Raise your hand if, at some point during your wedding planning, someone has told you what you NEED to include in your wedding day, or what you CANNOT do.
*raises hand high immediately* because SAME!
Planning a wedding or elopement should be a total reflection of who are as individuals, but also who you are together as a couple. That's what people are celebrating, right?!
Society, however, sometimes has other intentions. There are so many "rules" when it comes to planning a wedding and elopement that society has deemed "normal," or worse, the only way to have your day be considered a "real wedding."
Are your eyes rolling, too?
When my husband, Tre, and I were planning our wedding, we were CONSTANTLY being told not to do certain things, or that we were supposed to include more traditional aspects. Friends, family, it didn't matter - everyone's got an opinion. And hey, that's not to say that everyone has your best interest at heart! It's just become so normalized in society to tell people what they should and should not do, especially when it comes to weddings. It can put you in a tricky position as well, as you probably don't want to come across rudely and block out their opinions entirely, yet you also probably don't want to be confused any more than you already are with all the decisions that need to be made by you + your partner.
Here at The Francis Frames, I always encourage the couples I work with to do whatever the heck they want on their wedding day. Honestly, the more unique and unusual your wedding is, the better in my opinion; those weddings feel SO perfect for the couple because they stayed true to who they are and celebrated with out giving a shit about what others think. I am SO here for that!
Even in totally untraditional weddings, you may find yourself wanting to include some traditional aspects into your day, or perhaps you're just curious about how the heck these traditions came to be in the first place?!
Well, rest those Google-searching fingers, hunny, because I've got your back!
I've created a list of common wedding traditions and how they originated in hopes that it will help you gain some insight into the history of the many traditions we're automatically expected to include in our big day. By learning about 6 common wedding traditions and how they originated, it will help you know what's actually out there as an option to include in your day, and will also empower you to make a decision about whether or not you WANT certain traditions to be included in your wedding or elopement.
It's worth noting that I'll be focusing on wedding traditions from Western cultures specifically because that's where my expertise lays, although I do want to dive deep into traditions from other cultures as well, so let me know any recommendations you may have!
I also wanted to mention that, through my research, I've discovered that SO many of our common traditions were created out of fear and superstition, which I've found fascinating. I guess it make sense because marriages were often arranged back in the day, so everyone would be crossing their fingers and toes and do everything in their power to bring luck to the couples' arranged marriage. I imagine that's where a lot of the superstition was conceived. Today, the superstition has been eliminated from these traditions - or at least that's the consensus I've gathered from family and friends that I've spoken to about this topic - yet these traditions continue to play such a massive role in the wedding planning processes. I found this fascinating and wanted to include this little nugget, so bear this in mind as you read through the list and determine what traditions you like, or don't really enjoy.
Another aspect you'll notice is that many of these traditions are centered around a bride specifically. Now, we know that not all brides are the same, and ALSO that not every couple has a bride! I want to reiterate that every love is welcome here, and also that every tradition can be scrapped, or adapted, to suit each couple best. That's the ultimate goal throughout all of this!

Short task A —
According to the wedding traditions text, how many common wedding traditions does the author's list cover?
Short task B —
The wedding traditions text says many common traditions grew out of fear and superstition. What reason does the author give for this?

Listed records —

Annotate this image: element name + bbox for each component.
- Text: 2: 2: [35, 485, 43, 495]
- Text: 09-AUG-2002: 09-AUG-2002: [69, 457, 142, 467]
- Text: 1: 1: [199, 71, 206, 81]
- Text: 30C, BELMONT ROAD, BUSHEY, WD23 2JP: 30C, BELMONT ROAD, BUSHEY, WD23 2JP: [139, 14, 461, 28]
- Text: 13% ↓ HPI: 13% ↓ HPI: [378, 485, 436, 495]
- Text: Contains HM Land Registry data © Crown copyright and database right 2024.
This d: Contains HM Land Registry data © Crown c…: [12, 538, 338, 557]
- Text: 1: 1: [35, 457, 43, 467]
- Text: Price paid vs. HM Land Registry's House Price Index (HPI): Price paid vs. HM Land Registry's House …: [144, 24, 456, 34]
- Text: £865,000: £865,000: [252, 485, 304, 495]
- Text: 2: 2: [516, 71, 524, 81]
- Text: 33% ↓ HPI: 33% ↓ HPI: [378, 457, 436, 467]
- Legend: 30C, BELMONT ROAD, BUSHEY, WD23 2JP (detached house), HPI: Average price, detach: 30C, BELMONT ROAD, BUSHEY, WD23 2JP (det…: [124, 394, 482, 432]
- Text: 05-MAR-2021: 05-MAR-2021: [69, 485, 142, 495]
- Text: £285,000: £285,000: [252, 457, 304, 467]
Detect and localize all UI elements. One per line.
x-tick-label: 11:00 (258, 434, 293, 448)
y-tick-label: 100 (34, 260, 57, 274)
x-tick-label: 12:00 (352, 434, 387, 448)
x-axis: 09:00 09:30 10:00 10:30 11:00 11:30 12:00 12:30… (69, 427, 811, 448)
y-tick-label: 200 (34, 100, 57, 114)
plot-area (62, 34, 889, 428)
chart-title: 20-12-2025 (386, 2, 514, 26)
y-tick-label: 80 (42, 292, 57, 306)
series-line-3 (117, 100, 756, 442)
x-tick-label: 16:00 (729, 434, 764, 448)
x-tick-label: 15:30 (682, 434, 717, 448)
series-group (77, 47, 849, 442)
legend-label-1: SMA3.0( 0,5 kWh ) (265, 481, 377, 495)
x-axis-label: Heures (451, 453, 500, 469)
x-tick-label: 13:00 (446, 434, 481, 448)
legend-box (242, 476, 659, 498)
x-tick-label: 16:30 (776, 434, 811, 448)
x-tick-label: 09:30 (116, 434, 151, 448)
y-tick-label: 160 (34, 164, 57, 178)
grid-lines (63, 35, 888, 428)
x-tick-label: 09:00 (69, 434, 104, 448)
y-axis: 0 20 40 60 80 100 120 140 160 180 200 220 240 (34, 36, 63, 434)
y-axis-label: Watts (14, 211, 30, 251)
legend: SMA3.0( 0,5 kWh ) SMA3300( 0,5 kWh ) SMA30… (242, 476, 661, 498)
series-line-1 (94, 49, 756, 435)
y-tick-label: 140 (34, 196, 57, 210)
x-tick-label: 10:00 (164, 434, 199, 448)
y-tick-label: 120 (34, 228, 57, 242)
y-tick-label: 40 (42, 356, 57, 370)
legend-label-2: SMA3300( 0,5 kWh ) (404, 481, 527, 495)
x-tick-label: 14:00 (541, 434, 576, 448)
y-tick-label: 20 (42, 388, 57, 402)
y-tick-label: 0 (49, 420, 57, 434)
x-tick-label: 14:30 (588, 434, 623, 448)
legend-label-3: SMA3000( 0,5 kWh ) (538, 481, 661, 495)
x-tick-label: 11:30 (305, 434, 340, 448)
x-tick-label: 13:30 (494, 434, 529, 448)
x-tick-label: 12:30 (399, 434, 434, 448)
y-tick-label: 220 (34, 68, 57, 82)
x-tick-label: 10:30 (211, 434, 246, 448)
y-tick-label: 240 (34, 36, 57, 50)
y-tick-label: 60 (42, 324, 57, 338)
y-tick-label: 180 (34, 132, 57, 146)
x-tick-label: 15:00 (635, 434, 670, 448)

Correct output A —
Six.

Correct output B —
Marriages were often arranged in the past, so everyone did all they could to bring luck to the couple. The author imagines that this is where much of the superstition began.